● Instruction
Pictures don't belong in the copy; print all the records exactly.

● Data to use

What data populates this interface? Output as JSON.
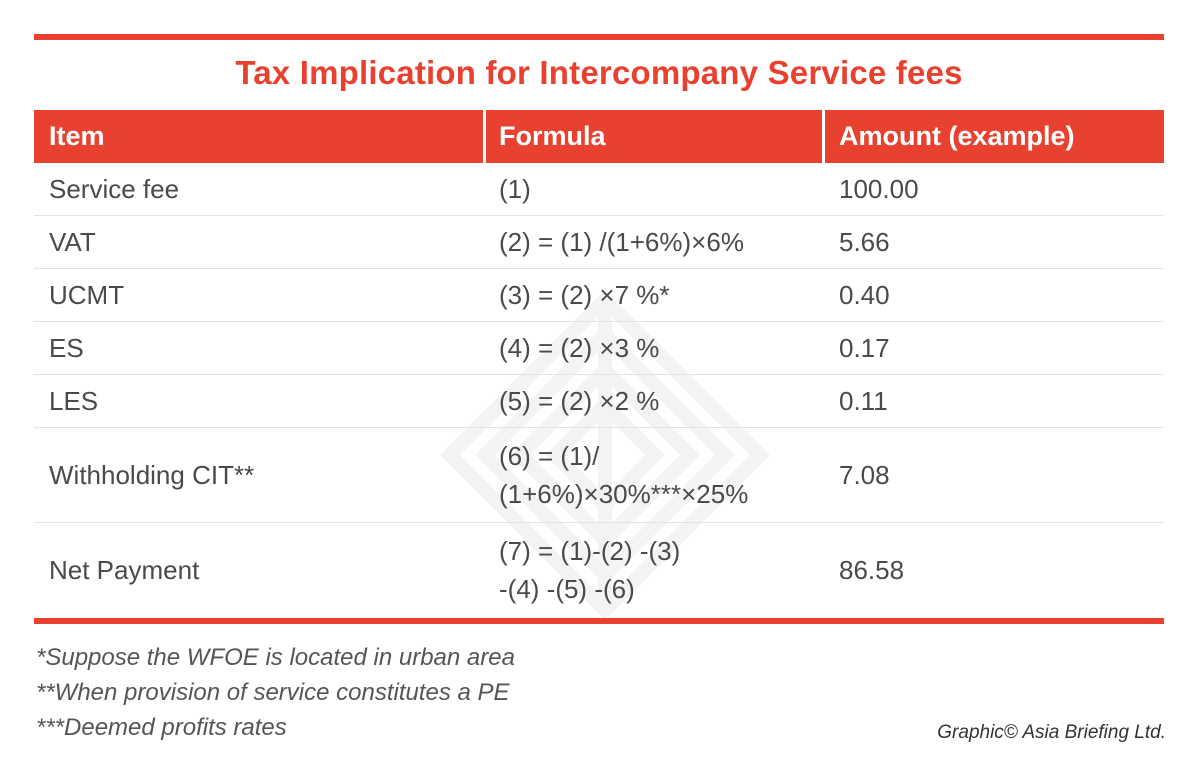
{
  "title": "Tax Implication for Intercompany Service fees",
  "colors": {
    "accent": "#e8412f",
    "text": "#4a4a4a",
    "row_separator": "#e3e3e3"
  },
  "table": {
    "headers": [
      "Item",
      "Formula",
      "Amount (example)"
    ],
    "rows": [
      {
        "item": "Service fee",
        "formula_lines": [
          "(1)"
        ],
        "amount": "100.00"
      },
      {
        "item": "VAT",
        "formula_lines": [
          "(2) = (1) /(1+6%)×6%"
        ],
        "amount": "5.66"
      },
      {
        "item": "UCMT",
        "formula_lines": [
          "(3) = (2) ×7 %*"
        ],
        "amount": "0.40"
      },
      {
        "item": "ES",
        "formula_lines": [
          "(4) = (2) ×3 %"
        ],
        "amount": "0.17"
      },
      {
        "item": "LES",
        "formula_lines": [
          "(5) = (2) ×2 %"
        ],
        "amount": "0.11"
      },
      {
        "item": "Withholding CIT**",
        "formula_lines": [
          "(6) = (1)/",
          "(1+6%)×30%***×25%"
        ],
        "amount": "7.08"
      },
      {
        "item": "Net Payment",
        "formula_lines": [
          "(7) = (1)-(2) -(3)",
          "-(4) -(5) -(6)"
        ],
        "amount": "86.58"
      }
    ]
  },
  "footnotes": [
    "*Suppose the WFOE is located in urban area",
    "**When provision of service constitutes a PE",
    "***Deemed profits rates"
  ],
  "credit": "Graphic© Asia Briefing Ltd.",
  "watermark_icon": "asia-briefing-logo-icon"
}
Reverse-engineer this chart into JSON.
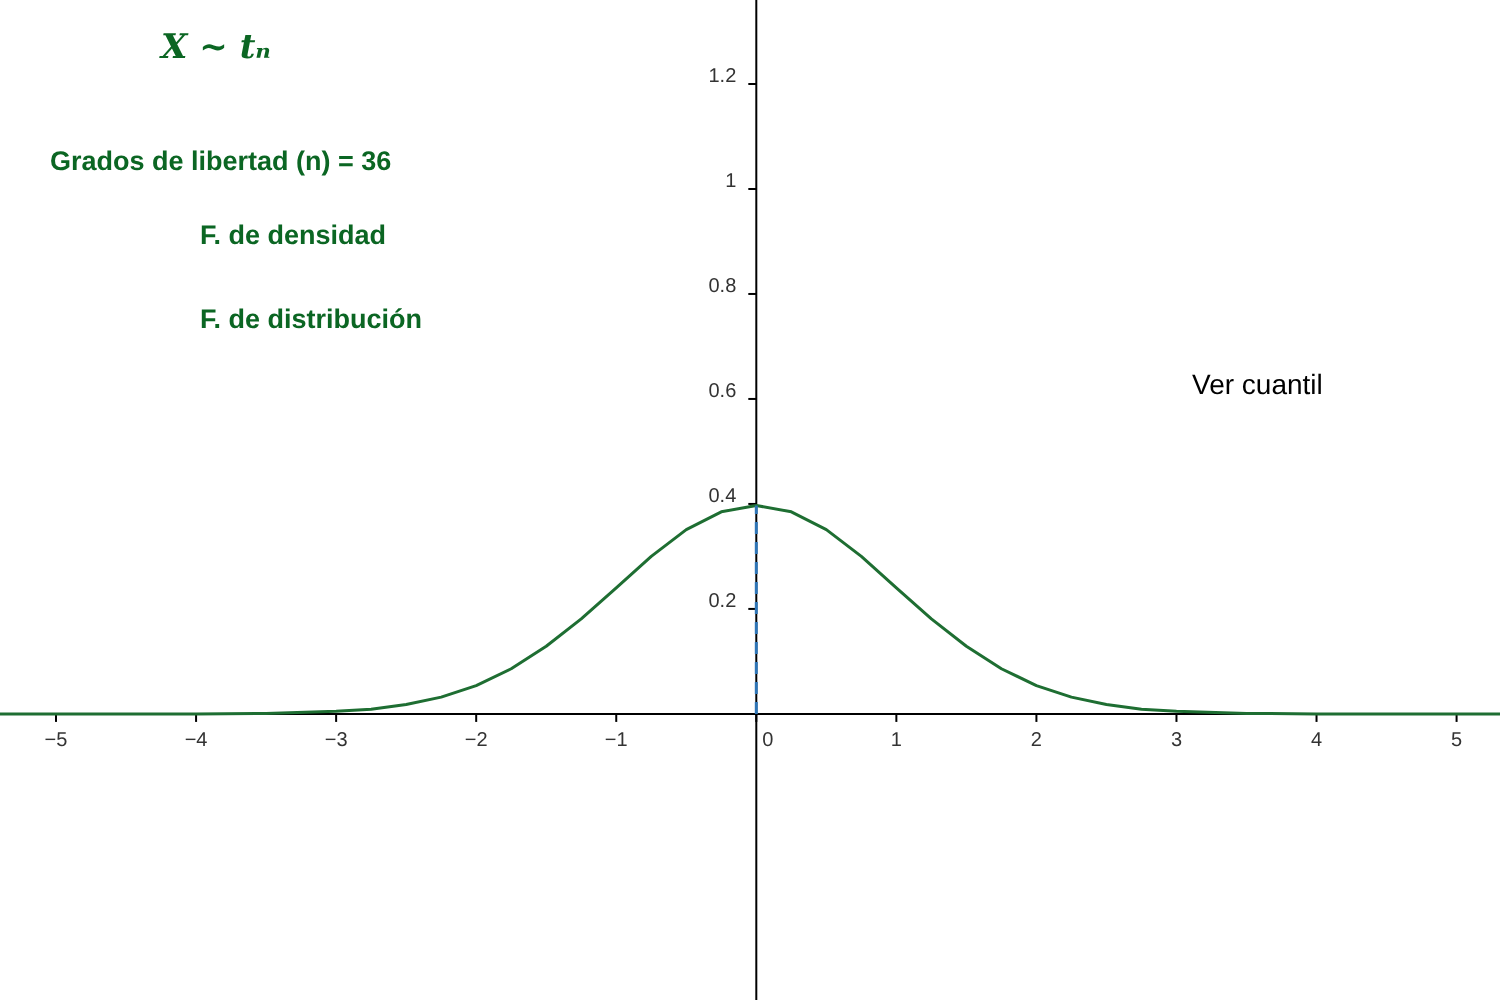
{
  "chart_data": {
    "type": "line",
    "title": "X ~ tₙ",
    "annotations": [
      "Grados de libertad (n) = 36",
      "F. de densidad",
      "F. de distribución",
      "Ver cuantil"
    ],
    "xlim": [
      -5.4,
      5.31
    ],
    "ylim": [
      -0.545,
      1.36
    ],
    "xticks": [
      {
        "value": -5,
        "label": "−5"
      },
      {
        "value": -4,
        "label": "−4"
      },
      {
        "value": -3,
        "label": "−3"
      },
      {
        "value": -2,
        "label": "−2"
      },
      {
        "value": -1,
        "label": "−1"
      },
      0,
      1,
      2,
      3,
      4,
      5
    ],
    "yticks": [
      0.2,
      0.4,
      0.6,
      0.8,
      1,
      1.2
    ],
    "grid": false,
    "marker": "none",
    "series": [
      {
        "color": "#1e6e32",
        "line_style": "solid",
        "x": [
          -5.4,
          -4,
          -3.5,
          -3,
          -2.75,
          -2.5,
          -2.25,
          -2,
          -1.75,
          -1.5,
          -1.25,
          -1,
          -0.75,
          -0.5,
          -0.25,
          0,
          0.25,
          0.5,
          0.75,
          1,
          1.25,
          1.5,
          1.75,
          2,
          2.25,
          2.5,
          2.75,
          3,
          3.5,
          4,
          5.31
        ],
        "values": [
          0,
          0,
          0.001,
          0.005,
          0.009,
          0.018,
          0.032,
          0.054,
          0.086,
          0.129,
          0.181,
          0.24,
          0.3,
          0.351,
          0.385,
          0.397,
          0.385,
          0.351,
          0.3,
          0.24,
          0.181,
          0.129,
          0.086,
          0.054,
          0.032,
          0.018,
          0.009,
          0.005,
          0.001,
          0,
          0
        ]
      },
      {
        "color": "#2e75b6",
        "line_style": "dashed",
        "x": [
          0,
          0
        ],
        "values": [
          0,
          0.397
        ]
      }
    ]
  }
}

● Solution for this exercise
What data populates this interface? Output as JSON.
{
  "title": "Tax Implication for Intercompany Service fees",
  "colors": {
    "accent": "#e8412f",
    "text": "#4a4a4a",
    "row_separator": "#e3e3e3"
  },
  "table": {
    "headers": [
      "Item",
      "Formula",
      "Amount (example)"
    ],
    "rows": [
      {
        "item": "Service fee",
        "formula_lines": [
          "(1)"
        ],
        "amount": "100.00"
      },
      {
        "item": "VAT",
        "formula_lines": [
          "(2) = (1) /(1+6%)×6%"
        ],
        "amount": "5.66"
      },
      {
        "item": "UCMT",
        "formula_lines": [
          "(3) = (2) ×7 %*"
        ],
        "amount": "0.40"
      },
      {
        "item": "ES",
        "formula_lines": [
          "(4) = (2) ×3 %"
        ],
        "amount": "0.17"
      },
      {
        "item": "LES",
        "formula_lines": [
          "(5) = (2) ×2 %"
        ],
        "amount": "0.11"
      },
      {
        "item": "Withholding CIT**",
        "formula_lines": [
          "(6) = (1)/",
          "(1+6%)×30%***×25%"
        ],
        "amount": "7.08"
      },
      {
        "item": "Net Payment",
        "formula_lines": [
          "(7) = (1)-(2) -(3)",
          "-(4) -(5) -(6)"
        ],
        "amount": "86.58"
      }
    ]
  },
  "footnotes": [
    "*Suppose the WFOE is located in urban area",
    "**When provision of service constitutes a PE",
    "***Deemed profits rates"
  ],
  "credit": "Graphic© Asia Briefing Ltd.",
  "watermark_icon": "asia-briefing-logo-icon"
}
Reverse-engineer this chart into JSON.
{
  "chart_data": {
    "type": "line",
    "title": "X ~ tₙ",
    "annotations": [
      "Grados de libertad (n) = 36",
      "F. de densidad",
      "F. de distribución",
      "Ver cuantil"
    ],
    "xlim": [
      -5.4,
      5.31
    ],
    "ylim": [
      -0.545,
      1.36
    ],
    "xticks": [
      {
        "value": -5,
        "label": "−5"
      },
      {
        "value": -4,
        "label": "−4"
      },
      {
        "value": -3,
        "label": "−3"
      },
      {
        "value": -2,
        "label": "−2"
      },
      {
        "value": -1,
        "label": "−1"
      },
      0,
      1,
      2,
      3,
      4,
      5
    ],
    "yticks": [
      0.2,
      0.4,
      0.6,
      0.8,
      1,
      1.2
    ],
    "grid": false,
    "marker": "none",
    "series": [
      {
        "color": "#1e6e32",
        "line_style": "solid",
        "x": [
          -5.4,
          -4,
          -3.5,
          -3,
          -2.75,
          -2.5,
          -2.25,
          -2,
          -1.75,
          -1.5,
          -1.25,
          -1,
          -0.75,
          -0.5,
          -0.25,
          0,
          0.25,
          0.5,
          0.75,
          1,
          1.25,
          1.5,
          1.75,
          2,
          2.25,
          2.5,
          2.75,
          3,
          3.5,
          4,
          5.31
        ],
        "values": [
          0,
          0,
          0.001,
          0.005,
          0.009,
          0.018,
          0.032,
          0.054,
          0.086,
          0.129,
          0.181,
          0.24,
          0.3,
          0.351,
          0.385,
          0.397,
          0.385,
          0.351,
          0.3,
          0.24,
          0.181,
          0.129,
          0.086,
          0.054,
          0.032,
          0.018,
          0.009,
          0.005,
          0.001,
          0,
          0
        ]
      },
      {
        "color": "#2e75b6",
        "line_style": "dashed",
        "x": [
          0,
          0
        ],
        "values": [
          0,
          0.397
        ]
      }
    ]
  }
}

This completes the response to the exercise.